══ DATASET ══

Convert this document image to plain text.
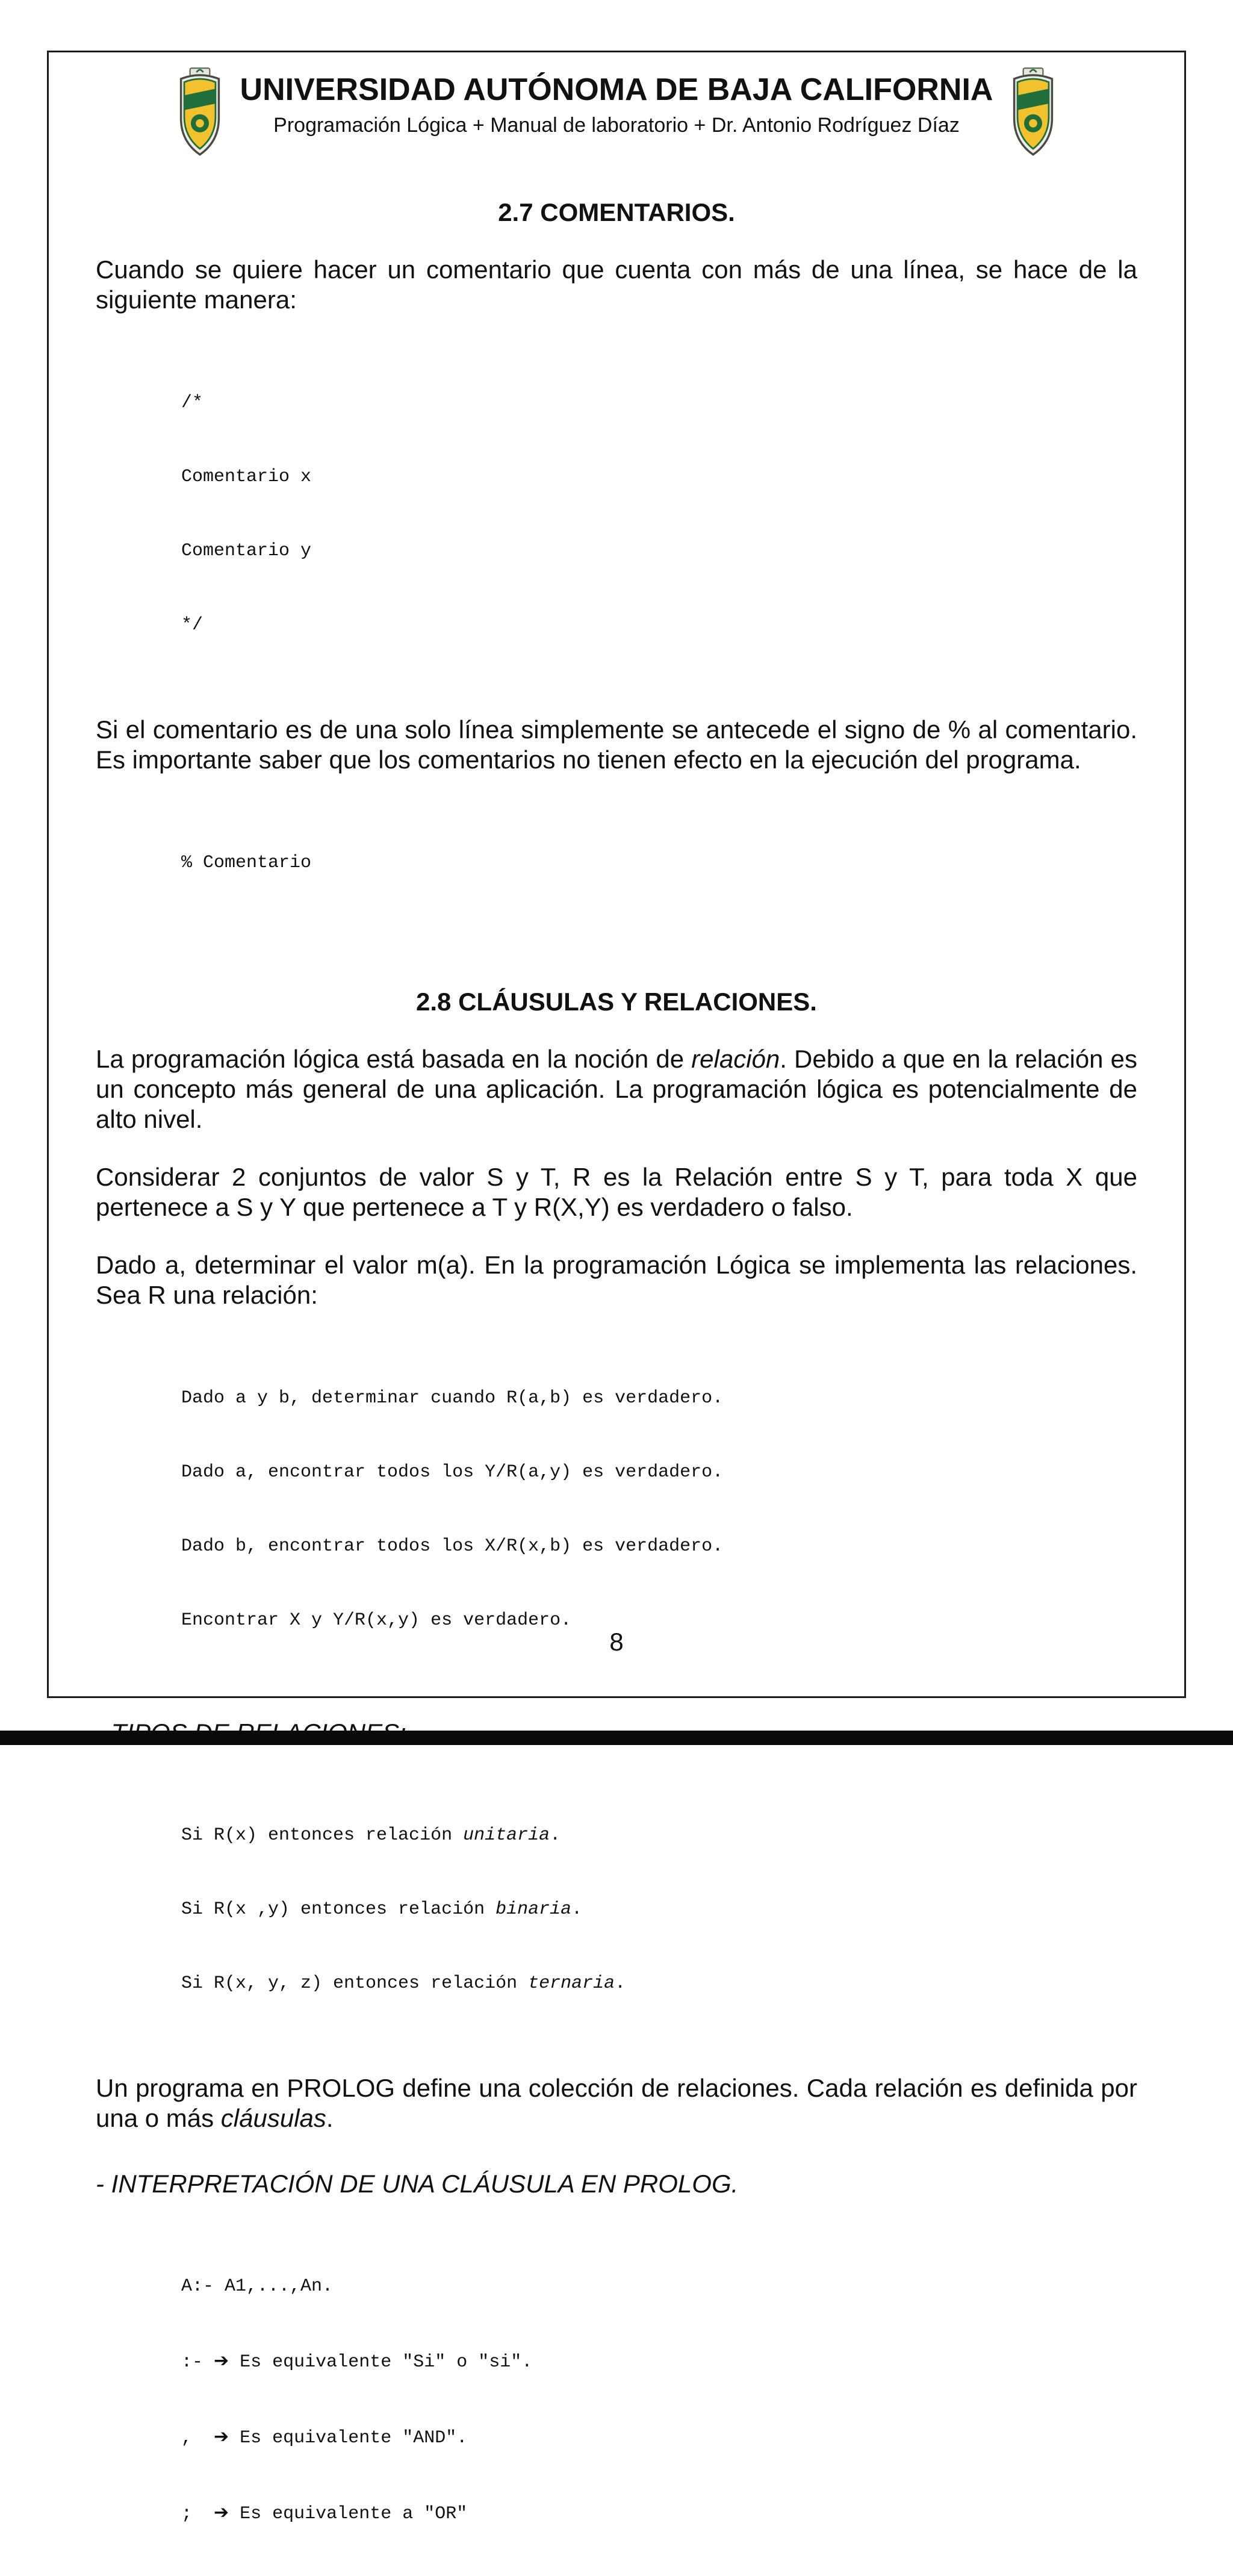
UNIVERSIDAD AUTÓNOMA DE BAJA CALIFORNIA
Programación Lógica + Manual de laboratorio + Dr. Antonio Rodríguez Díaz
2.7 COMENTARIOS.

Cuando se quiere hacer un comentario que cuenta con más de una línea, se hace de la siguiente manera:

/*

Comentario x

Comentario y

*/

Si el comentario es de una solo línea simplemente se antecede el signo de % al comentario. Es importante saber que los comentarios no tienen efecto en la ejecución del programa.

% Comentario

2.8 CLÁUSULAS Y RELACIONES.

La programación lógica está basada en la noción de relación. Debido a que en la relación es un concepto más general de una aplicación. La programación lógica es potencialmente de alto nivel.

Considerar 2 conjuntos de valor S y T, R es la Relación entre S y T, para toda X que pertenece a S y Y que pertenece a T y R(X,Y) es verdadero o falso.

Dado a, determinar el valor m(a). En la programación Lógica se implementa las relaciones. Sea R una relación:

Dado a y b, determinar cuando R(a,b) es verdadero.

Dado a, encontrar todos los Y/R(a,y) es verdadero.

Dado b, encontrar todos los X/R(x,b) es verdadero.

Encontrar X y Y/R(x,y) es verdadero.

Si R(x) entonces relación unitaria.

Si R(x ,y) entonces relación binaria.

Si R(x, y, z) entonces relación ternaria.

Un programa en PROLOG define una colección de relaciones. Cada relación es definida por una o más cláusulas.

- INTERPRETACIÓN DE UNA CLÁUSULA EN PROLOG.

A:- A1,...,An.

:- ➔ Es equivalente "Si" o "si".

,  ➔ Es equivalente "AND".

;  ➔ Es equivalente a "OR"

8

═══
══ DATASET ══

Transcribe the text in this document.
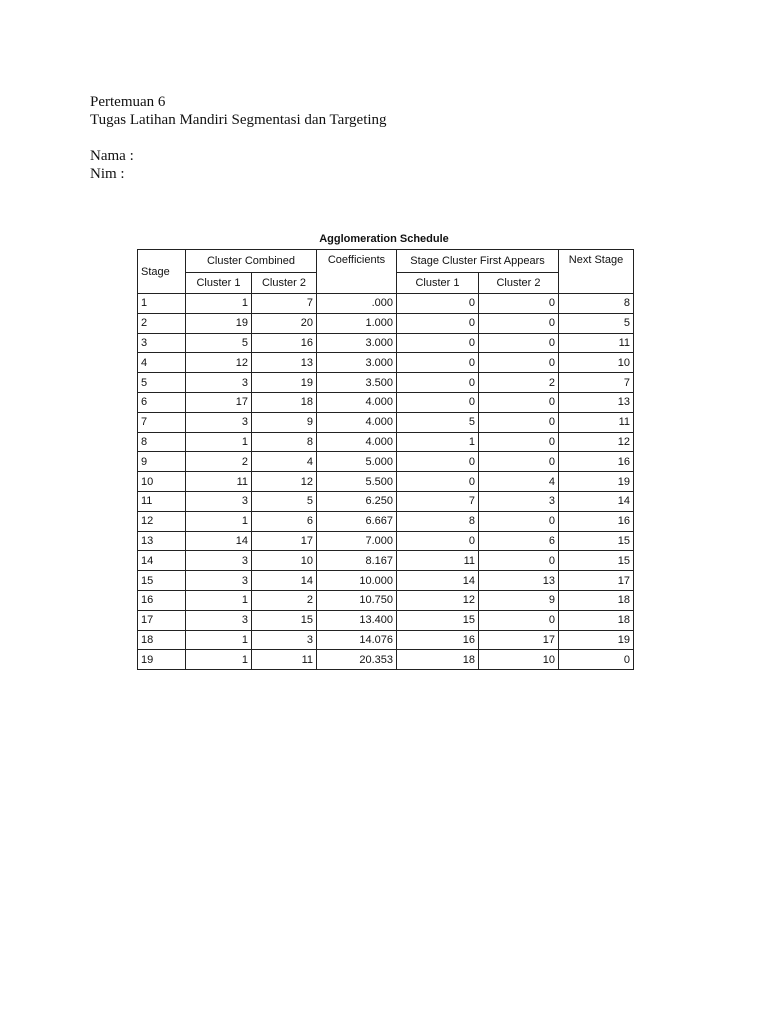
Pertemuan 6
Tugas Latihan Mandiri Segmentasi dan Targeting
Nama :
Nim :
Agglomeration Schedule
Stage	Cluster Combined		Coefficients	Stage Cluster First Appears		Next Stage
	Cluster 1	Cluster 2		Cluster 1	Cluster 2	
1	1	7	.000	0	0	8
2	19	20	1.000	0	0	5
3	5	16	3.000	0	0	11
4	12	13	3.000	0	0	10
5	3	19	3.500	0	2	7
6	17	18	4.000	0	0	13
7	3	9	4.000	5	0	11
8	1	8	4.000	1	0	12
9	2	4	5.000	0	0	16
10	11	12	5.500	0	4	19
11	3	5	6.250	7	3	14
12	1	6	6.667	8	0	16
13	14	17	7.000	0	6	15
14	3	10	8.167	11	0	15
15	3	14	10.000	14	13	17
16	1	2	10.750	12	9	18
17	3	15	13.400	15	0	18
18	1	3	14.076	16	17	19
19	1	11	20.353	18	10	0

═══

Lines containing the string "determinar" are to be selected and copied.

EXERCISE RESPONSE:
Dado a, determinar el valor m(a). En la programación Lógica se implementa las relaciones. Sea R una relación:
Dado a y b, determinar cuando R(a,b) es verdadero.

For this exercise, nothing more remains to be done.